**REQUIRED WORK**
• a. What level of English proficiency does the abstract's data suggest students need?
• b. Write out the abstract again from "Keywords: English foreign" to "North African Regions.", swapping "International Curriculum" for "Global Curriculum".
• c. According to the abstract, why does English language proficiency matter for EFL students?

The objective of this pilot study was to explore the achieved challenges in the applied pedagogy practices of the English literature majors that are delivered in the English Medium of Instruction (EMI) in the context of the English foreign language (EFL) students at various Lebanese Universities.  Understanding the challenges instructors are experiencing through the implementation of the English literature course work is the central focus of the study. The study aimed to highlight the practiced delivery of the academic literature course content framework in the EMI and the setbacks this was having on the university instructors attempting to successfully achieve the specified disciplinary objectives within the designated time frame and in students acquiring the course content in its entirety as is experienced when applied in the English language.  The study highlights the importance of students’ language proficiency needed to achieve the internationalized course contents objectives. English language proficiency is a lead predictor for EFL students in achieving an internationalized accredited academic certificate, which will enable them to seek global career options. Furthermore, the study acknowledges that students’ language wants and skill needs should not be neglected as they are also definite predictors of a successfully acquired program in teaching and learning.  Supplementary findings from the study’s questionnaire reveal that university admission can not assume students have the required skills needed to study the academic literature course work upon registration and that it is the University’s responsibility to ensure a contusive learning atmosphere for non-English speaking students who are studying English literature in the EMI. The data further suggests that students need to have an A-level proficiency in the English language academic to ensure the taught literature course content is received in its totality, par with other internationalized literature programs.  Moreover, the study encourages the need to explore current global universities in non-Anglo countries to examine how they may have successfully reformed their major literature courses delivered in EMI to EFL students.

Keywords: English foreign language, English second language, English foreign language curriculum, English as medium of instruction, International Curriculum, Middle-East and North African Regions.

**RECORDS**
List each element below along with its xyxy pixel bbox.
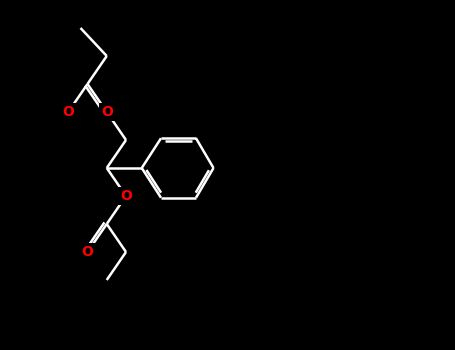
--
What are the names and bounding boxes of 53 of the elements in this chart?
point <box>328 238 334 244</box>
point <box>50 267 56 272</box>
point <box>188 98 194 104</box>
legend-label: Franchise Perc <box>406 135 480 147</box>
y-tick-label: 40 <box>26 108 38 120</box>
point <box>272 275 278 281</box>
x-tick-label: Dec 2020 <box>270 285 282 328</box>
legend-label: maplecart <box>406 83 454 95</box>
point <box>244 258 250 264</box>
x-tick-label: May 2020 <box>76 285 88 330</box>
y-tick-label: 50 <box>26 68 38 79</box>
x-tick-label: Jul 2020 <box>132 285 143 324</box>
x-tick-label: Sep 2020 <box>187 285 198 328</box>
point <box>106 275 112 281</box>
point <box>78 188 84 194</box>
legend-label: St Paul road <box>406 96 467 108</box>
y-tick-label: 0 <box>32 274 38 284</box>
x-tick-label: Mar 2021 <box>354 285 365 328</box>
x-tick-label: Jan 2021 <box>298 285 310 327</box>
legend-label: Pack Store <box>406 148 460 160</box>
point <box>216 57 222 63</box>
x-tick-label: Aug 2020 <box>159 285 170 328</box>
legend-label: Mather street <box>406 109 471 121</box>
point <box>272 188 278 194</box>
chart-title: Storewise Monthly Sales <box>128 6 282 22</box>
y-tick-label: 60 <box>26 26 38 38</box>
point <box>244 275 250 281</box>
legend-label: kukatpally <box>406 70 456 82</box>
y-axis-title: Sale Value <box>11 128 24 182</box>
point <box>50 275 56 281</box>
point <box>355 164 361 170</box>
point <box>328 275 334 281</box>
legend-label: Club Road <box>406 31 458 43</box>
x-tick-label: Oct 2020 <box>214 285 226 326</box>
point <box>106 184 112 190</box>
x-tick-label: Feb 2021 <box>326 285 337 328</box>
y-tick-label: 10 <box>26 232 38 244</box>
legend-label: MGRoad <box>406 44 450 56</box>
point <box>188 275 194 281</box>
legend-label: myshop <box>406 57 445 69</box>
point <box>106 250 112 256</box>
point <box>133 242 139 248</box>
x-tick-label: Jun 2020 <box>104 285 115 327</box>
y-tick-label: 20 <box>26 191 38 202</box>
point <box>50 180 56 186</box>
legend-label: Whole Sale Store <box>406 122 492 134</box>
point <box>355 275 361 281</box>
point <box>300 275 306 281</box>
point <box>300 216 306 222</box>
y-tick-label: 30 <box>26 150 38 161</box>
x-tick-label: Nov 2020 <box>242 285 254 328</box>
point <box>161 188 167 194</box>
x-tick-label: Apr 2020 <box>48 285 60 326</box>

**TASK RESPONSES**
• a. An A-level proficiency in academic English.

• b.
Keywords: English foreign language, English second language, English foreign language curriculum, English as medium of instruction, Global Curriculum, Middle-East and North African Regions.

• c. It is a lead predictor of whether they achieve an internationalized accredited academic certificate. That certificate will enable them to seek global career options.